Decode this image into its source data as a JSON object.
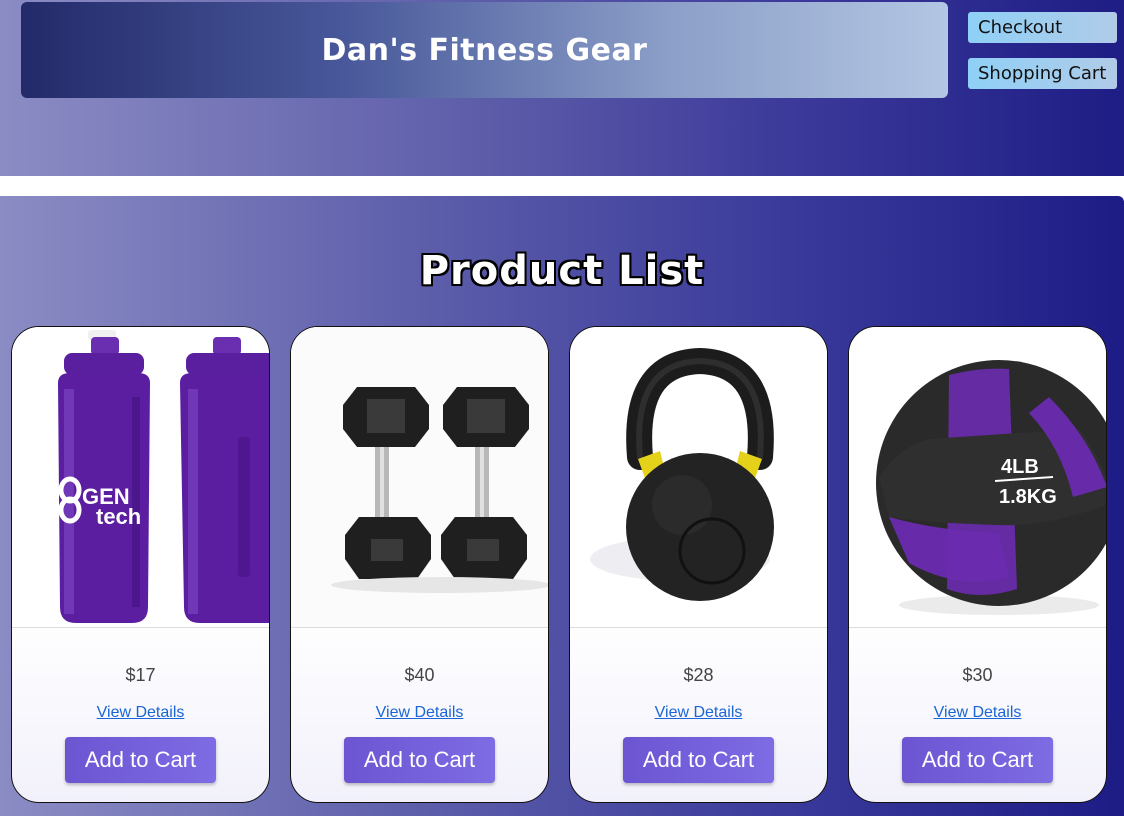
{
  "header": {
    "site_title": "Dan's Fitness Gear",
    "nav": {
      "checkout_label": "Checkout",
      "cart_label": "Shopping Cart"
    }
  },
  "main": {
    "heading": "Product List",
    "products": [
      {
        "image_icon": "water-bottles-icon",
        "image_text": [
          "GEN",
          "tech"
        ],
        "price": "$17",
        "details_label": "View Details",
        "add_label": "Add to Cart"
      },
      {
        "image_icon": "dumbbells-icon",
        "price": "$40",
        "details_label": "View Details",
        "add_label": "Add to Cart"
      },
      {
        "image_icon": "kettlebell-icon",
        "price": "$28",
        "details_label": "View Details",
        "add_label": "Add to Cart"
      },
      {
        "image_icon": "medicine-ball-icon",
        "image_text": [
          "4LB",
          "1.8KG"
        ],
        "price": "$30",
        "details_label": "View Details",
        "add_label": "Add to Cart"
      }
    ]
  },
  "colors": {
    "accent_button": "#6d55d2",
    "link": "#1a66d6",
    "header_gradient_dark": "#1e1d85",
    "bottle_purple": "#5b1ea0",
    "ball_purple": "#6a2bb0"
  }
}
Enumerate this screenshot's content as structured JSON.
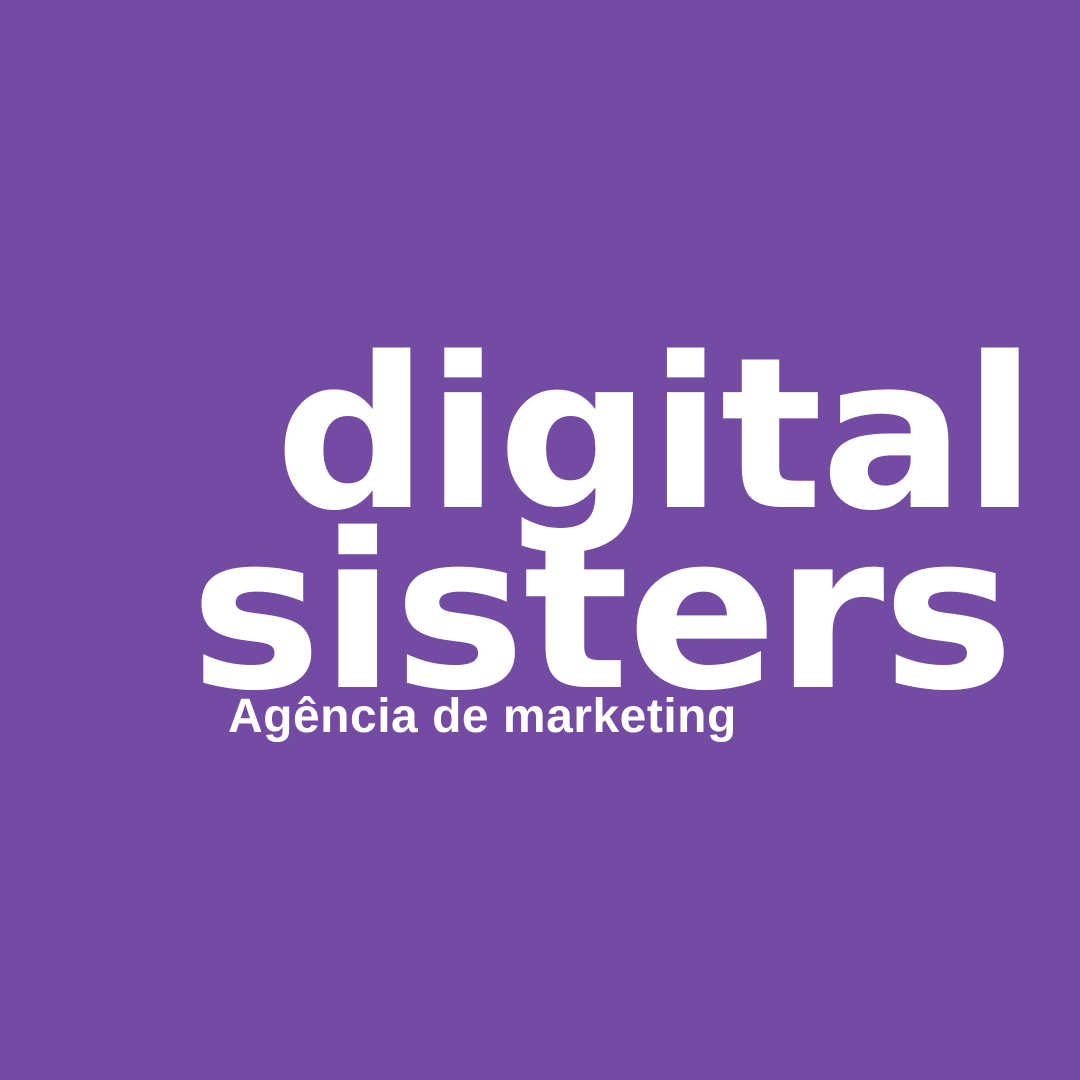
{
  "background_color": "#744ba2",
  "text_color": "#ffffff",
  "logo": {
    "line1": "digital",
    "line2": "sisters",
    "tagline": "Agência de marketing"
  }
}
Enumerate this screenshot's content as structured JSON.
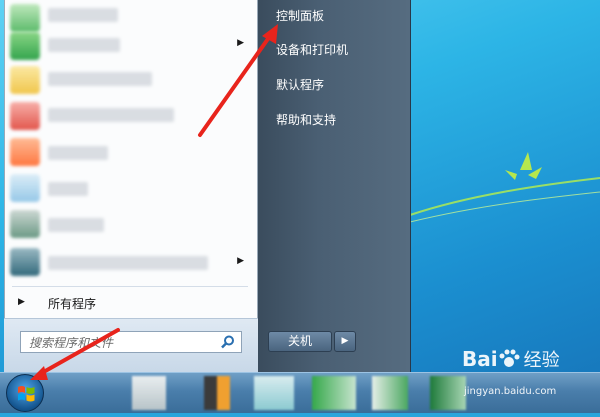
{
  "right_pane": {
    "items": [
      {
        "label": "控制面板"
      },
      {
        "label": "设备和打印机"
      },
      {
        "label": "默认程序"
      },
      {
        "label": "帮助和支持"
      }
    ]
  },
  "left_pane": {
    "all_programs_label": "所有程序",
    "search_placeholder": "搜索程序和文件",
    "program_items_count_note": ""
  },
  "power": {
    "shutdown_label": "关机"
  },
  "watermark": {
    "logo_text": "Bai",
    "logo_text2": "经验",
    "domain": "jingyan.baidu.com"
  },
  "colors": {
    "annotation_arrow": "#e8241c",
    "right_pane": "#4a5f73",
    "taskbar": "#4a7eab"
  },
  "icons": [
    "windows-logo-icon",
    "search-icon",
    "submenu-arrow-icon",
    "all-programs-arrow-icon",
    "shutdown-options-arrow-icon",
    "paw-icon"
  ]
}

------------

▸ GIVEN INSTRUCTION
Write out each line of the data exactly; the images should be left out.

▸ CORRECT ANSWER
Decode this image into its source data as a JSON object.
{
  "header": {
    "site_title": "Dan's Fitness Gear",
    "nav": {
      "checkout_label": "Checkout",
      "cart_label": "Shopping Cart"
    }
  },
  "main": {
    "heading": "Product List",
    "products": [
      {
        "image_icon": "water-bottles-icon",
        "image_text": [
          "GEN",
          "tech"
        ],
        "price": "$17",
        "details_label": "View Details",
        "add_label": "Add to Cart"
      },
      {
        "image_icon": "dumbbells-icon",
        "price": "$40",
        "details_label": "View Details",
        "add_label": "Add to Cart"
      },
      {
        "image_icon": "kettlebell-icon",
        "price": "$28",
        "details_label": "View Details",
        "add_label": "Add to Cart"
      },
      {
        "image_icon": "medicine-ball-icon",
        "image_text": [
          "4LB",
          "1.8KG"
        ],
        "price": "$30",
        "details_label": "View Details",
        "add_label": "Add to Cart"
      }
    ]
  },
  "colors": {
    "accent_button": "#6d55d2",
    "link": "#1a66d6",
    "header_gradient_dark": "#1e1d85",
    "bottle_purple": "#5b1ea0",
    "ball_purple": "#6a2bb0"
  }
}
Enumerate this screenshot's content as structured JSON.
{
  "background_color": "#744ba2",
  "text_color": "#ffffff",
  "logo": {
    "line1": "digital",
    "line2": "sisters",
    "tagline": "Agência de marketing"
  }
}
Enumerate this screenshot's content as structured JSON.
{
  "right_pane": {
    "items": [
      {
        "label": "控制面板"
      },
      {
        "label": "设备和打印机"
      },
      {
        "label": "默认程序"
      },
      {
        "label": "帮助和支持"
      }
    ]
  },
  "left_pane": {
    "all_programs_label": "所有程序",
    "search_placeholder": "搜索程序和文件",
    "program_items_count_note": ""
  },
  "power": {
    "shutdown_label": "关机"
  },
  "watermark": {
    "logo_text": "Bai",
    "logo_text2": "经验",
    "domain": "jingyan.baidu.com"
  },
  "colors": {
    "annotation_arrow": "#e8241c",
    "right_pane": "#4a5f73",
    "taskbar": "#4a7eab"
  },
  "icons": [
    "windows-logo-icon",
    "search-icon",
    "submenu-arrow-icon",
    "all-programs-arrow-icon",
    "shutdown-options-arrow-icon",
    "paw-icon"
  ]
}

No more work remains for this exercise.